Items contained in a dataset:
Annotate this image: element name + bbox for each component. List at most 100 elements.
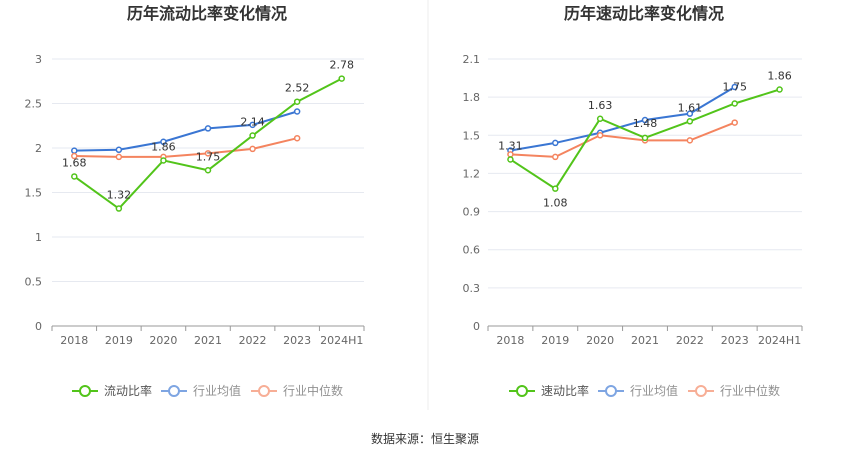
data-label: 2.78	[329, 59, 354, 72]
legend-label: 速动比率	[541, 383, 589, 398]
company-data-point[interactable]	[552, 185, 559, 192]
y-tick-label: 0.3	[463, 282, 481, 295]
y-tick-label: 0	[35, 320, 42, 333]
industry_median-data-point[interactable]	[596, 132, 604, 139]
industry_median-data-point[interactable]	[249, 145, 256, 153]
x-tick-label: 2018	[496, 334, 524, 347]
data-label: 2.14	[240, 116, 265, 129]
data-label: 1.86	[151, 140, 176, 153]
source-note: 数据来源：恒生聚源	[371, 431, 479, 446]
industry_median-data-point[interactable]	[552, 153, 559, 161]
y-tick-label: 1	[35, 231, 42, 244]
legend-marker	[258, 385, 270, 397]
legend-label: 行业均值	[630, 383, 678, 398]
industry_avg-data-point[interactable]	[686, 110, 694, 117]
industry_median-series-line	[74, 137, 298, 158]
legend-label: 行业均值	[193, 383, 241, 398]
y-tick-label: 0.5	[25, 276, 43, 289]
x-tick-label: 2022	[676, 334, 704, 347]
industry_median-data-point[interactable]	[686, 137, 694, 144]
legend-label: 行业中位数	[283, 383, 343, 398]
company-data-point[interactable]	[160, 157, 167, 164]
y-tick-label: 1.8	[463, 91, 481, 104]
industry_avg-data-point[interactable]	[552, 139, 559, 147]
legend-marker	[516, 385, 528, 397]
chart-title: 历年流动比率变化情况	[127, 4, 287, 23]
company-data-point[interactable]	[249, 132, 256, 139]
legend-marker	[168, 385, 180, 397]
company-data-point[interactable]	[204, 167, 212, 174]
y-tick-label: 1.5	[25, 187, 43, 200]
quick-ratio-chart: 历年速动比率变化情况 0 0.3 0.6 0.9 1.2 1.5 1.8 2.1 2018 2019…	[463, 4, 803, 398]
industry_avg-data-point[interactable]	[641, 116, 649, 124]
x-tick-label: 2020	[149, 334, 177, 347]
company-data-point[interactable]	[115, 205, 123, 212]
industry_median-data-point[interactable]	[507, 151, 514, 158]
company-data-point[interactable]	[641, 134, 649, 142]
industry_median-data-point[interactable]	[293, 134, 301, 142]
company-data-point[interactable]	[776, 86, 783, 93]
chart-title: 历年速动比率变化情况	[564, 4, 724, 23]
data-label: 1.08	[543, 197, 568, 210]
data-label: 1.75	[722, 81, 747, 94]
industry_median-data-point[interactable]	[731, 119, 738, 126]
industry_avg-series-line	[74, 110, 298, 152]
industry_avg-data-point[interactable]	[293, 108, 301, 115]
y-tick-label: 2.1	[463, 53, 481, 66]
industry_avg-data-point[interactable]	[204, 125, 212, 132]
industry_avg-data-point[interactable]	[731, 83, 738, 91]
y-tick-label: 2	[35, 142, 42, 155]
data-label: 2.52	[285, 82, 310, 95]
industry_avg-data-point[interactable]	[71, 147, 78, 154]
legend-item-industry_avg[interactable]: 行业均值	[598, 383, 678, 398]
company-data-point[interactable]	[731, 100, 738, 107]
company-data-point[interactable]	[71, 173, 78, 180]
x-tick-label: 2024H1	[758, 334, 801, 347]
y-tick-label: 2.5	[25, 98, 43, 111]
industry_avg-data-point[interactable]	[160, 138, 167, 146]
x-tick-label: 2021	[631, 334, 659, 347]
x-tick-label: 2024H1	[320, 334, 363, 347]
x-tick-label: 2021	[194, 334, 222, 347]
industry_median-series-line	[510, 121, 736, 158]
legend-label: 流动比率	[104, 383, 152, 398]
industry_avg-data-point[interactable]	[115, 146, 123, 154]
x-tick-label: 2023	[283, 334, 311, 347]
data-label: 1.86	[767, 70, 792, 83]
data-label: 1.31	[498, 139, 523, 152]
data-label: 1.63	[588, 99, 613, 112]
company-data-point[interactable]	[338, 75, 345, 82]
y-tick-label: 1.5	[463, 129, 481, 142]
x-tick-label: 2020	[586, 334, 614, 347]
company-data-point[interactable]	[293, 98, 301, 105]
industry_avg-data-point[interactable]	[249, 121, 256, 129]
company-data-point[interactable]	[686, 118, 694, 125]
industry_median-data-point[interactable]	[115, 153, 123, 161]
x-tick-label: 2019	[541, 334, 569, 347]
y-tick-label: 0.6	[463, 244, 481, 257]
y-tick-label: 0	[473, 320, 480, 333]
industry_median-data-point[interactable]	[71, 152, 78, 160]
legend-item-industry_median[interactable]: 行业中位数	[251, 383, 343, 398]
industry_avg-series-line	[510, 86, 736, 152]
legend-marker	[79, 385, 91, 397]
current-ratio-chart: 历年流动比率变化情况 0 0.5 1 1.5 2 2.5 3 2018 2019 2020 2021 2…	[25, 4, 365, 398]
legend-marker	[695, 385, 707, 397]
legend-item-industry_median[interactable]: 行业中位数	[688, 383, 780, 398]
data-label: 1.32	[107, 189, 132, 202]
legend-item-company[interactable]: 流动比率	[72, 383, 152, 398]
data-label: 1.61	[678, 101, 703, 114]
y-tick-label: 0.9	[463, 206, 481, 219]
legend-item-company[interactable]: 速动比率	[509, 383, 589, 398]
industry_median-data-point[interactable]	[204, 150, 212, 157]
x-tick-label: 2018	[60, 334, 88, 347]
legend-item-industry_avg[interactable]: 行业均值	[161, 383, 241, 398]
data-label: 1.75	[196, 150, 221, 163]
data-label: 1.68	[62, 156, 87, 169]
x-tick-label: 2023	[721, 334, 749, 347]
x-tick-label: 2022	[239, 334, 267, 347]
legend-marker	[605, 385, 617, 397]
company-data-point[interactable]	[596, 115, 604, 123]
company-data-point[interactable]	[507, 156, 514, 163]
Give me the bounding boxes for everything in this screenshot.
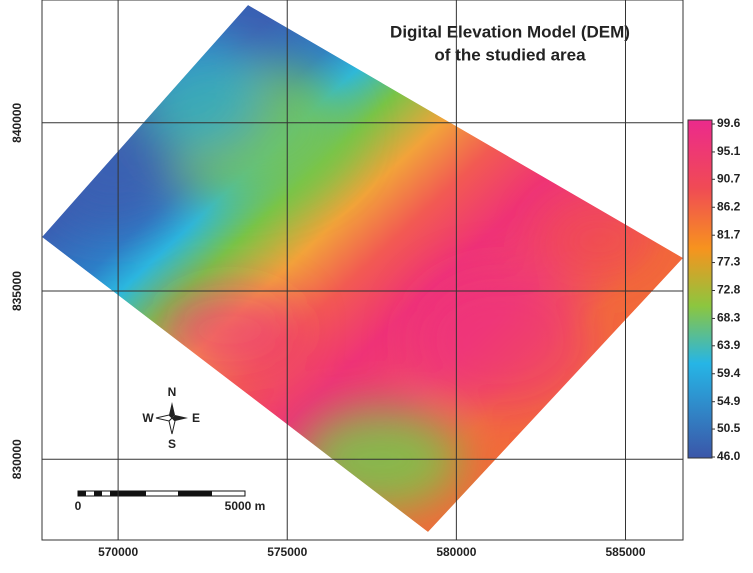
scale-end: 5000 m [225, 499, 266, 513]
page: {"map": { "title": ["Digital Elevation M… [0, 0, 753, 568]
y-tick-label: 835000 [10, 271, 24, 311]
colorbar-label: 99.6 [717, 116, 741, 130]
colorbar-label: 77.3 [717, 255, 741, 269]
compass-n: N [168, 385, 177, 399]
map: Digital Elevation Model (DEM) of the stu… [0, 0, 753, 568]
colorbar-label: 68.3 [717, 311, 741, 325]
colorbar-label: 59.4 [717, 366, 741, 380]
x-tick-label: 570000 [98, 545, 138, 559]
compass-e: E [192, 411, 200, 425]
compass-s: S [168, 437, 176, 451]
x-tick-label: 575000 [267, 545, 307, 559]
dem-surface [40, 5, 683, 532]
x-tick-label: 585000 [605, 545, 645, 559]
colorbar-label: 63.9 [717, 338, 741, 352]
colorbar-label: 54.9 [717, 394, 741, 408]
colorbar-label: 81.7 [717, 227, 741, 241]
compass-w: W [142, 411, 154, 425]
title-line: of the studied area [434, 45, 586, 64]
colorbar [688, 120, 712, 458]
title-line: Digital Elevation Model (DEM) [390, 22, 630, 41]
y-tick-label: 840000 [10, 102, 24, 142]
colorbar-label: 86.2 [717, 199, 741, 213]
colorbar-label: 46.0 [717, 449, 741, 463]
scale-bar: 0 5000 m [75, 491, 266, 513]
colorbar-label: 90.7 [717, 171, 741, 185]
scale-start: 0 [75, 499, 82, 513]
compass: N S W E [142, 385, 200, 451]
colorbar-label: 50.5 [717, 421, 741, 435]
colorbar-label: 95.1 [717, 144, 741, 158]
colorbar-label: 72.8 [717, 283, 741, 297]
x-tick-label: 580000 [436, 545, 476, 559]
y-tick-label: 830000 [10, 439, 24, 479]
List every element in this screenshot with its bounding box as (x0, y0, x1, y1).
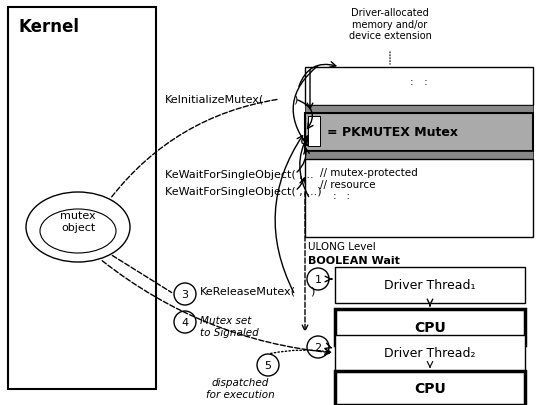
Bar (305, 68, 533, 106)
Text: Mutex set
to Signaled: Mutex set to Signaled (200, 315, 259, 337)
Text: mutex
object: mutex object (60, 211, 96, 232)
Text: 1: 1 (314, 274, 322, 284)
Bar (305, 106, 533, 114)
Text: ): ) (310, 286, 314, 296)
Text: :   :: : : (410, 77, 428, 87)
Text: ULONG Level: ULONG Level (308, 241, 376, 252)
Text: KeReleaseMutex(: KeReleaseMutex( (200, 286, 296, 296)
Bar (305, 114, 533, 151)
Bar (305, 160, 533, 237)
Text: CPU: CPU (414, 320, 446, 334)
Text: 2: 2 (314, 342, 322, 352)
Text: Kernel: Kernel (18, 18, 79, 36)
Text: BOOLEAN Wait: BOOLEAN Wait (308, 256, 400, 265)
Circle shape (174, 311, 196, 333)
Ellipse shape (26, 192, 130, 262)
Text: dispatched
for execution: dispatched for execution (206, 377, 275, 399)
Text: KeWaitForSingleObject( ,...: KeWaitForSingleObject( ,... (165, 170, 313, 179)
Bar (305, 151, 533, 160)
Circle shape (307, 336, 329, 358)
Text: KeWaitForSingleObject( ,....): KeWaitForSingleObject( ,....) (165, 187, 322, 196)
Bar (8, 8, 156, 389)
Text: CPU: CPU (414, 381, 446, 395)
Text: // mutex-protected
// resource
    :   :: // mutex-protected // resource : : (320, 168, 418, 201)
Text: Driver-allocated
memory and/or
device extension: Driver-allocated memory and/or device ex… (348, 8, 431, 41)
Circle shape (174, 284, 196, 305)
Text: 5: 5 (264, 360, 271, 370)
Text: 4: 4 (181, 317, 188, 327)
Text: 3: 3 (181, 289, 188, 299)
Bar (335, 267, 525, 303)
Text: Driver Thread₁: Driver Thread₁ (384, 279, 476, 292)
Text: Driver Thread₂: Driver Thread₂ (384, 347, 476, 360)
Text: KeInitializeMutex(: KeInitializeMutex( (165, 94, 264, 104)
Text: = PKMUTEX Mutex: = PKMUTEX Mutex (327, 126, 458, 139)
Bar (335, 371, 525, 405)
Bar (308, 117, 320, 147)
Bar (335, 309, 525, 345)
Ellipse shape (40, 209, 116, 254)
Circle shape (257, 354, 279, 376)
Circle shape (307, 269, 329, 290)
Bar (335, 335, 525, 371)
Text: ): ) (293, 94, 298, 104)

◆ Goal
Which lines in the items above contain the string "历年流动比率变化情况"? Report each one in full.

◆ Complete response
chart-title: 历年流动比率变化情况	[127, 4, 287, 23]
current-ratio-chart: 历年流动比率变化情况 0 0.5 1 1.5 2 2.5 3 2018 2019 2020 2021 2…	[25, 4, 365, 398]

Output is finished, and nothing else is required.